** Data shown **

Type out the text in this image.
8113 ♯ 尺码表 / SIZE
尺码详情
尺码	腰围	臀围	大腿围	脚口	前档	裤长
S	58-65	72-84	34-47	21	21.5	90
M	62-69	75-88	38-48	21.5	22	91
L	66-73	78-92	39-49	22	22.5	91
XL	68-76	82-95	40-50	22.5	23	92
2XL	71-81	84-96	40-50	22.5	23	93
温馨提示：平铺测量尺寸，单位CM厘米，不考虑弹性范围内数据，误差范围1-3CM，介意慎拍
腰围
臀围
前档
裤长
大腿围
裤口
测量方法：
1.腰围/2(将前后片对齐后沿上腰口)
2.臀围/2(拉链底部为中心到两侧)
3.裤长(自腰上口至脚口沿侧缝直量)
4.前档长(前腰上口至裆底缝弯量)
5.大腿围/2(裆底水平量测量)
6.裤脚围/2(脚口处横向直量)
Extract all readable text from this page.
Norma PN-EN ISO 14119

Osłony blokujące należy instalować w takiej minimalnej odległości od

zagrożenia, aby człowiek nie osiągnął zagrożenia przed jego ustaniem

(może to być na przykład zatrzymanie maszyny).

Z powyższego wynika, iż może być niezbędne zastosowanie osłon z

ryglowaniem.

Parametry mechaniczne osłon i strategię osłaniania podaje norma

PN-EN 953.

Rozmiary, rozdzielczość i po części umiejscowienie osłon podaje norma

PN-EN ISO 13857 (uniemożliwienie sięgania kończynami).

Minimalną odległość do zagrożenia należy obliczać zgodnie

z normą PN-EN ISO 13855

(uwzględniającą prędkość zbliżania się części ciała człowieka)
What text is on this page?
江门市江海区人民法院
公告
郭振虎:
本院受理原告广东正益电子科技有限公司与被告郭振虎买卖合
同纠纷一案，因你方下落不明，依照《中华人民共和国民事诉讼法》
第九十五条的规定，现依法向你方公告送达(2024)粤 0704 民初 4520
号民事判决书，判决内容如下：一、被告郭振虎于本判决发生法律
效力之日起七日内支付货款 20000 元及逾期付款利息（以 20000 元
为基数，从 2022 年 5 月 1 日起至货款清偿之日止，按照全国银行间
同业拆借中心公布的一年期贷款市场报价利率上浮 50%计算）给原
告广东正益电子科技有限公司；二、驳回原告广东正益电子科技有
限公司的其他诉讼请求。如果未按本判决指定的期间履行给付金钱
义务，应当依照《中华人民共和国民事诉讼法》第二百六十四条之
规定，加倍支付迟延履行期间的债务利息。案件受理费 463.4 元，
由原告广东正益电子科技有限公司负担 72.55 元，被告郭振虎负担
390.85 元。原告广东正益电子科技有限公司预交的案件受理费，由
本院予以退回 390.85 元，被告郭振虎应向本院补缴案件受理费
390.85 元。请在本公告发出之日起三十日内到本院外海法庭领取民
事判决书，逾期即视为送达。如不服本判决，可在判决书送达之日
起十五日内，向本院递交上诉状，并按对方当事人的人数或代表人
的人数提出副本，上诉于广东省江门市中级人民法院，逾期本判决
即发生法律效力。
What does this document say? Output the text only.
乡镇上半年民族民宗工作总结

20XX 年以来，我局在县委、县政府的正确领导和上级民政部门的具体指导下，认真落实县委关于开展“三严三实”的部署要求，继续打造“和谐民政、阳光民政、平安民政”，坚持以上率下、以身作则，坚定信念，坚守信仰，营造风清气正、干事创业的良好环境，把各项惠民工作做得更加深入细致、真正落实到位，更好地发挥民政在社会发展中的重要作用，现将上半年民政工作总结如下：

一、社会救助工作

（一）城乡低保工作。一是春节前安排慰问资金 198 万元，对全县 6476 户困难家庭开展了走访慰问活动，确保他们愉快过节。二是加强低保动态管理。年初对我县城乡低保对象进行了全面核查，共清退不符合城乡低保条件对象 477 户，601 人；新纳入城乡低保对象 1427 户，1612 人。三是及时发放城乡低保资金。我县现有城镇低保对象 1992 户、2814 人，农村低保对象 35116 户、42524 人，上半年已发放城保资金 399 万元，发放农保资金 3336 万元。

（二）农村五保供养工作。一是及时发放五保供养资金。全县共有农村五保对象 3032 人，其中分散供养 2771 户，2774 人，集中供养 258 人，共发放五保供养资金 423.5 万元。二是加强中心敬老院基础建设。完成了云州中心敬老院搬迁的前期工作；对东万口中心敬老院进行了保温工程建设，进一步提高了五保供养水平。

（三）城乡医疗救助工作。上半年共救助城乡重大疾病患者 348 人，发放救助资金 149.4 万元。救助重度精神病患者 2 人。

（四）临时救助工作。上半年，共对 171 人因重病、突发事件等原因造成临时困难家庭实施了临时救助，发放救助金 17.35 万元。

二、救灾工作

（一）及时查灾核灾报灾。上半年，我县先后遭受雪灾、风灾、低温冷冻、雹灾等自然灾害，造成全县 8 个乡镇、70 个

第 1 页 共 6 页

** Short task **
Take the lines from the one containing "Extract all readable text from this page." to the last line of the material above and write them out exactly.

** Solved exercise **
Extract all readable text from this page.
Norma PN-EN ISO 14119

Osłony blokujące należy instalować w takiej minimalnej odległości od

zagrożenia, aby człowiek nie osiągnął zagrożenia przed jego ustaniem

(może to być na przykład zatrzymanie maszyny).

Z powyższego wynika, iż może być niezbędne zastosowanie osłon z

ryglowaniem.

Parametry mechaniczne osłon i strategię osłaniania podaje norma

PN-EN 953.

Rozmiary, rozdzielczość i po części umiejscowienie osłon podaje norma

PN-EN ISO 13857 (uniemożliwienie sięgania kończynami).

Minimalną odległość do zagrożenia należy obliczać zgodnie

z normą PN-EN ISO 13855

(uwzględniającą prędkość zbliżania się części ciała człowieka)
What text is on this page?
江门市江海区人民法院
公告
郭振虎:
本院受理原告广东正益电子科技有限公司与被告郭振虎买卖合
同纠纷一案，因你方下落不明，依照《中华人民共和国民事诉讼法》
第九十五条的规定，现依法向你方公告送达(2024)粤 0704 民初 4520
号民事判决书，判决内容如下：一、被告郭振虎于本判决发生法律
效力之日起七日内支付货款 20000 元及逾期付款利息（以 20000 元
为基数，从 2022 年 5 月 1 日起至货款清偿之日止，按照全国银行间
同业拆借中心公布的一年期贷款市场报价利率上浮 50%计算）给原
告广东正益电子科技有限公司；二、驳回原告广东正益电子科技有
限公司的其他诉讼请求。如果未按本判决指定的期间履行给付金钱
义务，应当依照《中华人民共和国民事诉讼法》第二百六十四条之
规定，加倍支付迟延履行期间的债务利息。案件受理费 463.4 元，
由原告广东正益电子科技有限公司负担 72.55 元，被告郭振虎负担
390.85 元。原告广东正益电子科技有限公司预交的案件受理费，由
本院予以退回 390.85 元，被告郭振虎应向本院补缴案件受理费
390.85 元。请在本公告发出之日起三十日内到本院外海法庭领取民
事判决书，逾期即视为送达。如不服本判决，可在判决书送达之日
起十五日内，向本院递交上诉状，并按对方当事人的人数或代表人
的人数提出副本，上诉于广东省江门市中级人民法院，逾期本判决
即发生法律效力。
What does this document say? Output the text only.
乡镇上半年民族民宗工作总结

20XX 年以来，我局在县委、县政府的正确领导和上级民政部门的具体指导下，认真落实县委关于开展“三严三实”的部署要求，继续打造“和谐民政、阳光民政、平安民政”，坚持以上率下、以身作则，坚定信念，坚守信仰，营造风清气正、干事创业的良好环境，把各项惠民工作做得更加深入细致、真正落实到位，更好地发挥民政在社会发展中的重要作用，现将上半年民政工作总结如下：

一、社会救助工作

（一）城乡低保工作。一是春节前安排慰问资金 198 万元，对全县 6476 户困难家庭开展了走访慰问活动，确保他们愉快过节。二是加强低保动态管理。年初对我县城乡低保对象进行了全面核查，共清退不符合城乡低保条件对象 477 户，601 人；新纳入城乡低保对象 1427 户，1612 人。三是及时发放城乡低保资金。我县现有城镇低保对象 1992 户、2814 人，农村低保对象 35116 户、42524 人，上半年已发放城保资金 399 万元，发放农保资金 3336 万元。

（二）农村五保供养工作。一是及时发放五保供养资金。全县共有农村五保对象 3032 人，其中分散供养 2771 户，2774 人，集中供养 258 人，共发放五保供养资金 423.5 万元。二是加强中心敬老院基础建设。完成了云州中心敬老院搬迁的前期工作；对东万口中心敬老院进行了保温工程建设，进一步提高了五保供养水平。

（三）城乡医疗救助工作。上半年共救助城乡重大疾病患者 348 人，发放救助资金 149.4 万元。救助重度精神病患者 2 人。

（四）临时救助工作。上半年，共对 171 人因重病、突发事件等原因造成临时困难家庭实施了临时救助，发放救助金 17.35 万元。

二、救灾工作

（一）及时查灾核灾报灾。上半年，我县先后遭受雪灾、风灾、低温冷冻、雹灾等自然灾害，造成全县 8 个乡镇、70 个

第 1 页 共 6 页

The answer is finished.